#### [GOAL]
Set the listing down again exactly, please, apart from its pictures.
+++++
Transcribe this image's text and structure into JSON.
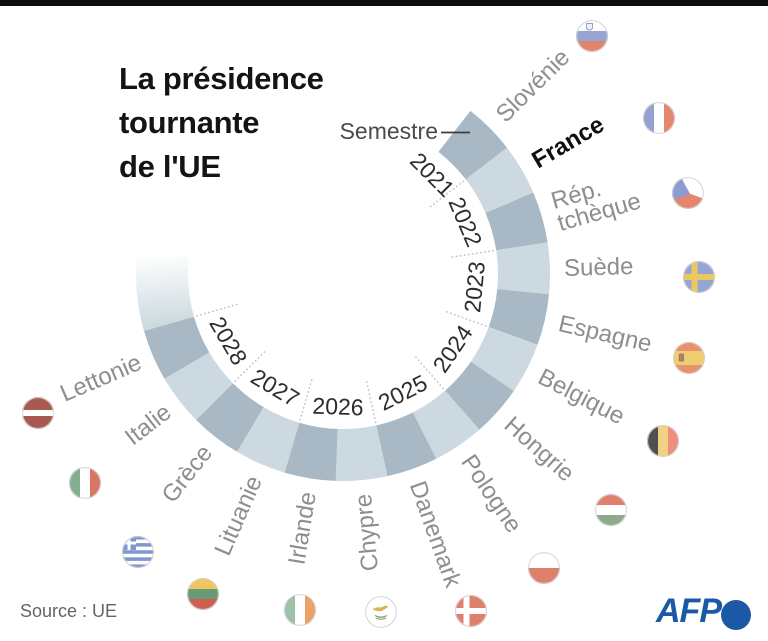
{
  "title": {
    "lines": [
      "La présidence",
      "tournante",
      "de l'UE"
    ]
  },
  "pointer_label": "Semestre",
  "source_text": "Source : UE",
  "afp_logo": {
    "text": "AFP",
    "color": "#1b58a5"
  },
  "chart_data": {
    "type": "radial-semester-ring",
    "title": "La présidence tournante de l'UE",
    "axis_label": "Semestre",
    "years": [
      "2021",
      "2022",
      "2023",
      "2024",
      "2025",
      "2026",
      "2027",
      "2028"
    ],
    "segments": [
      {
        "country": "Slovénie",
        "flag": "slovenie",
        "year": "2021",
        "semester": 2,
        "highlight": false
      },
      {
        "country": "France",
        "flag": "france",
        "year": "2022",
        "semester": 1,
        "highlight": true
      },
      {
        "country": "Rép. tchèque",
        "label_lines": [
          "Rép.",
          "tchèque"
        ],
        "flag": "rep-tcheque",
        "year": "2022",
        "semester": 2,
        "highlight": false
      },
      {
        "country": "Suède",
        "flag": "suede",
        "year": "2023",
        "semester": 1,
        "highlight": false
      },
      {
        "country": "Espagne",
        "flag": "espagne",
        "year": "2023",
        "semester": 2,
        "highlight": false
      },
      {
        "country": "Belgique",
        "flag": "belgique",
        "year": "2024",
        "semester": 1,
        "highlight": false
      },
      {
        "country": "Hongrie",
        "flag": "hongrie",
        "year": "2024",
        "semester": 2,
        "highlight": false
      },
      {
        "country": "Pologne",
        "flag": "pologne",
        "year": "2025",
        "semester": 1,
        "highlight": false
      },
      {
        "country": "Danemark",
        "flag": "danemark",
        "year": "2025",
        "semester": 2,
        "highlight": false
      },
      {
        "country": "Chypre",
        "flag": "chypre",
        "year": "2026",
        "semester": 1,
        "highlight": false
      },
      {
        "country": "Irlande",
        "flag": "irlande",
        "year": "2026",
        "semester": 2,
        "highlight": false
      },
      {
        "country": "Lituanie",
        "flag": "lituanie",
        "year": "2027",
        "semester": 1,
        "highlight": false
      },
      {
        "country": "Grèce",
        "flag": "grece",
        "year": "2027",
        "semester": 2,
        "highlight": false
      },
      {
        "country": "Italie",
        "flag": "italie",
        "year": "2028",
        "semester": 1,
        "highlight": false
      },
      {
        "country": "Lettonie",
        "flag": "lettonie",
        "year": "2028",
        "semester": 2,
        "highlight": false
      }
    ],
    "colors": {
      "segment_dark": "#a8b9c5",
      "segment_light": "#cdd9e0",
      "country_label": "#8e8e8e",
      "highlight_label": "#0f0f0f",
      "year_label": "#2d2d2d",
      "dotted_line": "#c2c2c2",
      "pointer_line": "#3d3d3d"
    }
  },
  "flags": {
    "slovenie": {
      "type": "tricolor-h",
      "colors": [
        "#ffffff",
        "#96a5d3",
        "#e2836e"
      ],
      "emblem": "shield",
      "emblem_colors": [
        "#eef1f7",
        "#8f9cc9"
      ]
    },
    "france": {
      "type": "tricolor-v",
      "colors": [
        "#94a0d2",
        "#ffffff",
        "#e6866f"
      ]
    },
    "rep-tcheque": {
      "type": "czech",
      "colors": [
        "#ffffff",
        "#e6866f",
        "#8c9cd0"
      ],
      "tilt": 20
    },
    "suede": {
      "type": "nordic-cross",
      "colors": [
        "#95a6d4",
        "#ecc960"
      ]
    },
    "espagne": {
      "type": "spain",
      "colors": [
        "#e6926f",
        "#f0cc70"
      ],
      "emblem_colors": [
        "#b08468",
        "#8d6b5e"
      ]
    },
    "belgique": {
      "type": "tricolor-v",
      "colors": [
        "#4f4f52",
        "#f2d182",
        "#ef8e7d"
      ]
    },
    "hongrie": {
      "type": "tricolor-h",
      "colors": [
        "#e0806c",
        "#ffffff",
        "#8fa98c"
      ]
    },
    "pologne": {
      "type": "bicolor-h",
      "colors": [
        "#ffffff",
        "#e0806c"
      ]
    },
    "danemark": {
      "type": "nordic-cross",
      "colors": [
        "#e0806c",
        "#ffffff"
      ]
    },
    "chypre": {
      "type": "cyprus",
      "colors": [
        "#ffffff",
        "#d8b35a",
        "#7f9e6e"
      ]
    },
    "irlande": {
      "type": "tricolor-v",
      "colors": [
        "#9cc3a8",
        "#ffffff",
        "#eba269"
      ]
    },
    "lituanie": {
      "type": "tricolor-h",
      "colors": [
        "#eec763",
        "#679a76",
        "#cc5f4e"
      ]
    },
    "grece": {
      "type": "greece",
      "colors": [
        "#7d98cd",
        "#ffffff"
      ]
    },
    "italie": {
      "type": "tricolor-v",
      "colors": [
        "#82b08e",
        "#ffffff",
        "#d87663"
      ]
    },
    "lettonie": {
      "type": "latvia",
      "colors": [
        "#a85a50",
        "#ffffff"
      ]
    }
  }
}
+++++
#### [CORRECT RESULT]
Transcribe this image's text and structure into JSON.
{
  "title": {
    "lines": [
      "La présidence",
      "tournante",
      "de l'UE"
    ]
  },
  "pointer_label": "Semestre",
  "source_text": "Source : UE",
  "afp_logo": {
    "text": "AFP",
    "color": "#1b58a5"
  },
  "chart_data": {
    "type": "radial-semester-ring",
    "title": "La présidence tournante de l'UE",
    "axis_label": "Semestre",
    "years": [
      "2021",
      "2022",
      "2023",
      "2024",
      "2025",
      "2026",
      "2027",
      "2028"
    ],
    "segments": [
      {
        "country": "Slovénie",
        "flag": "slovenie",
        "year": "2021",
        "semester": 2,
        "highlight": false
      },
      {
        "country": "France",
        "flag": "france",
        "year": "2022",
        "semester": 1,
        "highlight": true
      },
      {
        "country": "Rép. tchèque",
        "label_lines": [
          "Rép.",
          "tchèque"
        ],
        "flag": "rep-tcheque",
        "year": "2022",
        "semester": 2,
        "highlight": false
      },
      {
        "country": "Suède",
        "flag": "suede",
        "year": "2023",
        "semester": 1,
        "highlight": false
      },
      {
        "country": "Espagne",
        "flag": "espagne",
        "year": "2023",
        "semester": 2,
        "highlight": false
      },
      {
        "country": "Belgique",
        "flag": "belgique",
        "year": "2024",
        "semester": 1,
        "highlight": false
      },
      {
        "country": "Hongrie",
        "flag": "hongrie",
        "year": "2024",
        "semester": 2,
        "highlight": false
      },
      {
        "country": "Pologne",
        "flag": "pologne",
        "year": "2025",
        "semester": 1,
        "highlight": false
      },
      {
        "country": "Danemark",
        "flag": "danemark",
        "year": "2025",
        "semester": 2,
        "highlight": false
      },
      {
        "country": "Chypre",
        "flag": "chypre",
        "year": "2026",
        "semester": 1,
        "highlight": false
      },
      {
        "country": "Irlande",
        "flag": "irlande",
        "year": "2026",
        "semester": 2,
        "highlight": false
      },
      {
        "country": "Lituanie",
        "flag": "lituanie",
        "year": "2027",
        "semester": 1,
        "highlight": false
      },
      {
        "country": "Grèce",
        "flag": "grece",
        "year": "2027",
        "semester": 2,
        "highlight": false
      },
      {
        "country": "Italie",
        "flag": "italie",
        "year": "2028",
        "semester": 1,
        "highlight": false
      },
      {
        "country": "Lettonie",
        "flag": "lettonie",
        "year": "2028",
        "semester": 2,
        "highlight": false
      }
    ],
    "colors": {
      "segment_dark": "#a8b9c5",
      "segment_light": "#cdd9e0",
      "country_label": "#8e8e8e",
      "highlight_label": "#0f0f0f",
      "year_label": "#2d2d2d",
      "dotted_line": "#c2c2c2",
      "pointer_line": "#3d3d3d"
    }
  },
  "flags": {
    "slovenie": {
      "type": "tricolor-h",
      "colors": [
        "#ffffff",
        "#96a5d3",
        "#e2836e"
      ],
      "emblem": "shield",
      "emblem_colors": [
        "#eef1f7",
        "#8f9cc9"
      ]
    },
    "france": {
      "type": "tricolor-v",
      "colors": [
        "#94a0d2",
        "#ffffff",
        "#e6866f"
      ]
    },
    "rep-tcheque": {
      "type": "czech",
      "colors": [
        "#ffffff",
        "#e6866f",
        "#8c9cd0"
      ],
      "tilt": 20
    },
    "suede": {
      "type": "nordic-cross",
      "colors": [
        "#95a6d4",
        "#ecc960"
      ]
    },
    "espagne": {
      "type": "spain",
      "colors": [
        "#e6926f",
        "#f0cc70"
      ],
      "emblem_colors": [
        "#b08468",
        "#8d6b5e"
      ]
    },
    "belgique": {
      "type": "tricolor-v",
      "colors": [
        "#4f4f52",
        "#f2d182",
        "#ef8e7d"
      ]
    },
    "hongrie": {
      "type": "tricolor-h",
      "colors": [
        "#e0806c",
        "#ffffff",
        "#8fa98c"
      ]
    },
    "pologne": {
      "type": "bicolor-h",
      "colors": [
        "#ffffff",
        "#e0806c"
      ]
    },
    "danemark": {
      "type": "nordic-cross",
      "colors": [
        "#e0806c",
        "#ffffff"
      ]
    },
    "chypre": {
      "type": "cyprus",
      "colors": [
        "#ffffff",
        "#d8b35a",
        "#7f9e6e"
      ]
    },
    "irlande": {
      "type": "tricolor-v",
      "colors": [
        "#9cc3a8",
        "#ffffff",
        "#eba269"
      ]
    },
    "lituanie": {
      "type": "tricolor-h",
      "colors": [
        "#eec763",
        "#679a76",
        "#cc5f4e"
      ]
    },
    "grece": {
      "type": "greece",
      "colors": [
        "#7d98cd",
        "#ffffff"
      ]
    },
    "italie": {
      "type": "tricolor-v",
      "colors": [
        "#82b08e",
        "#ffffff",
        "#d87663"
      ]
    },
    "lettonie": {
      "type": "latvia",
      "colors": [
        "#a85a50",
        "#ffffff"
      ]
    }
  }
}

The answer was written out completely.